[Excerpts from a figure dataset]

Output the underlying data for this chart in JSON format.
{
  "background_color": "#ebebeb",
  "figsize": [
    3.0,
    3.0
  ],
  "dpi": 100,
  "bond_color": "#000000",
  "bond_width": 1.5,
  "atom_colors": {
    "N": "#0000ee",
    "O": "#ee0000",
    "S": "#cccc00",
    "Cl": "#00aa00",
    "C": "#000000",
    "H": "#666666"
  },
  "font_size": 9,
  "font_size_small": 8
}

* _Exercise instructions_
Write the complete data out, exactly as above.

* _Final result_
Output the underlying data for this chart in JSON format.
{
  "background_color": "#ebebeb",
  "figsize": [
    3.0,
    3.0
  ],
  "dpi": 100,
  "bond_color": "#000000",
  "bond_width": 1.5,
  "atom_colors": {
    "N": "#0000ee",
    "O": "#ee0000",
    "S": "#cccc00",
    "Cl": "#00aa00",
    "C": "#000000",
    "H": "#666666"
  },
  "font_size": 9,
  "font_size_small": 8
}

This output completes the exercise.